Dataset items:
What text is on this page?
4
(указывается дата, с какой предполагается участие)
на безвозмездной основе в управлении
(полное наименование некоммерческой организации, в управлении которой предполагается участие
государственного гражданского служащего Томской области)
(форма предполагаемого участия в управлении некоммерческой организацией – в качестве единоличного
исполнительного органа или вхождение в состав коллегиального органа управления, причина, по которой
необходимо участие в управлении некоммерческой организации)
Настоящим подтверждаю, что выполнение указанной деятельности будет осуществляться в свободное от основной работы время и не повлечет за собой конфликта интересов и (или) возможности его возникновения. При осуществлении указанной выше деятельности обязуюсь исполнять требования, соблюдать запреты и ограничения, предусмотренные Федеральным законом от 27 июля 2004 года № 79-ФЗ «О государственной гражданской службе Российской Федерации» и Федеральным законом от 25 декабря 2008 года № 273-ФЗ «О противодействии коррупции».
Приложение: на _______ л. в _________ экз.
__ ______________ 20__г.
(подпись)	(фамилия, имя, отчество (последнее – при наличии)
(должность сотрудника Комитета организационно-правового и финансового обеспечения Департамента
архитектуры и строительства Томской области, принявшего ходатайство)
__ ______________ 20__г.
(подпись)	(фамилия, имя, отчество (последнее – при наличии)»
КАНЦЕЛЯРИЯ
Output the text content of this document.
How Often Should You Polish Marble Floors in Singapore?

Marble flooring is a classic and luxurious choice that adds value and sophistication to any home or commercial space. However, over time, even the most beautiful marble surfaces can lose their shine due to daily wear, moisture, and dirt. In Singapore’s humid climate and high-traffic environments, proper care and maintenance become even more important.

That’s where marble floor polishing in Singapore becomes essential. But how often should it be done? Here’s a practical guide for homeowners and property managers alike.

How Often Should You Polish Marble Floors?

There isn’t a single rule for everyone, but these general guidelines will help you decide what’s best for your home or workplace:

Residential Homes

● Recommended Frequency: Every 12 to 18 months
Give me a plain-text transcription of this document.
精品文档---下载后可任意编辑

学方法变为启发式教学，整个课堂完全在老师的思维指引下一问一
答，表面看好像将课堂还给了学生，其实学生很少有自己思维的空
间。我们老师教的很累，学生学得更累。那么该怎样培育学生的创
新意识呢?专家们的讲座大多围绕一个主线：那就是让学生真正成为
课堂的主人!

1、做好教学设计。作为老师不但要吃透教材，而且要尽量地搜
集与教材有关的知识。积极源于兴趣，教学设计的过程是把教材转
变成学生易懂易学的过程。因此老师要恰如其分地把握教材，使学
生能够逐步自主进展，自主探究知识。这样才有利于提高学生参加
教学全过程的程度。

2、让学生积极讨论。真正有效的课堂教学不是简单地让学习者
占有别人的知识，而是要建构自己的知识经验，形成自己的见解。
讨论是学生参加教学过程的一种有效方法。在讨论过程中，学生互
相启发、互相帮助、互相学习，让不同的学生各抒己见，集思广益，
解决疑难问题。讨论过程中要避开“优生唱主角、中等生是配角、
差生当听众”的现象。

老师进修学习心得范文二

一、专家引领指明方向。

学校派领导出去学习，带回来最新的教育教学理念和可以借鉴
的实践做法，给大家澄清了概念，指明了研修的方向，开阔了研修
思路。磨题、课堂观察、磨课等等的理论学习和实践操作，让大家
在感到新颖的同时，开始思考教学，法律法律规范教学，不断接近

SET PROBLEM –
Please reproduce the entire listing, exactly as shown.

OUTPUT –
What text is on this page?
4
(указывается дата, с какой предполагается участие)
на безвозмездной основе в управлении
(полное наименование некоммерческой организации, в управлении которой предполагается участие
государственного гражданского служащего Томской области)
(форма предполагаемого участия в управлении некоммерческой организацией – в качестве единоличного
исполнительного органа или вхождение в состав коллегиального органа управления, причина, по которой
необходимо участие в управлении некоммерческой организации)
Настоящим подтверждаю, что выполнение указанной деятельности будет осуществляться в свободное от основной работы время и не повлечет за собой конфликта интересов и (или) возможности его возникновения. При осуществлении указанной выше деятельности обязуюсь исполнять требования, соблюдать запреты и ограничения, предусмотренные Федеральным законом от 27 июля 2004 года № 79-ФЗ «О государственной гражданской службе Российской Федерации» и Федеральным законом от 25 декабря 2008 года № 273-ФЗ «О противодействии коррупции».
Приложение: на _______ л. в _________ экз.
__ ______________ 20__г.
(подпись)	(фамилия, имя, отчество (последнее – при наличии)
(должность сотрудника Комитета организационно-правового и финансового обеспечения Департамента
архитектуры и строительства Томской области, принявшего ходатайство)
__ ______________ 20__г.
(подпись)	(фамилия, имя, отчество (последнее – при наличии)»
КАНЦЕЛЯРИЯ
Output the text content of this document.
How Often Should You Polish Marble Floors in Singapore?

Marble flooring is a classic and luxurious choice that adds value and sophistication to any home or commercial space. However, over time, even the most beautiful marble surfaces can lose their shine due to daily wear, moisture, and dirt. In Singapore’s humid climate and high-traffic environments, proper care and maintenance become even more important.

That’s where marble floor polishing in Singapore becomes essential. But how often should it be done? Here’s a practical guide for homeowners and property managers alike.

How Often Should You Polish Marble Floors?

There isn’t a single rule for everyone, but these general guidelines will help you decide what’s best for your home or workplace:

Residential Homes

● Recommended Frequency: Every 12 to 18 months
Give me a plain-text transcription of this document.
精品文档---下载后可任意编辑

学方法变为启发式教学，整个课堂完全在老师的思维指引下一问一
答，表面看好像将课堂还给了学生，其实学生很少有自己思维的空
间。我们老师教的很累，学生学得更累。那么该怎样培育学生的创
新意识呢?专家们的讲座大多围绕一个主线：那就是让学生真正成为
课堂的主人!

1、做好教学设计。作为老师不但要吃透教材，而且要尽量地搜
集与教材有关的知识。积极源于兴趣，教学设计的过程是把教材转
变成学生易懂易学的过程。因此老师要恰如其分地把握教材，使学
生能够逐步自主进展，自主探究知识。这样才有利于提高学生参加
教学全过程的程度。

2、让学生积极讨论。真正有效的课堂教学不是简单地让学习者
占有别人的知识，而是要建构自己的知识经验，形成自己的见解。
讨论是学生参加教学过程的一种有效方法。在讨论过程中，学生互
相启发、互相帮助、互相学习，让不同的学生各抒己见，集思广益，
解决疑难问题。讨论过程中要避开“优生唱主角、中等生是配角、
差生当听众”的现象。

老师进修学习心得范文二

一、专家引领指明方向。

学校派领导出去学习，带回来最新的教育教学理念和可以借鉴
的实践做法，给大家澄清了概念，指明了研修的方向，开阔了研修
思路。磨题、课堂观察、磨课等等的理论学习和实践操作，让大家
在感到新颖的同时，开始思考教学，法律法律规范教学，不断接近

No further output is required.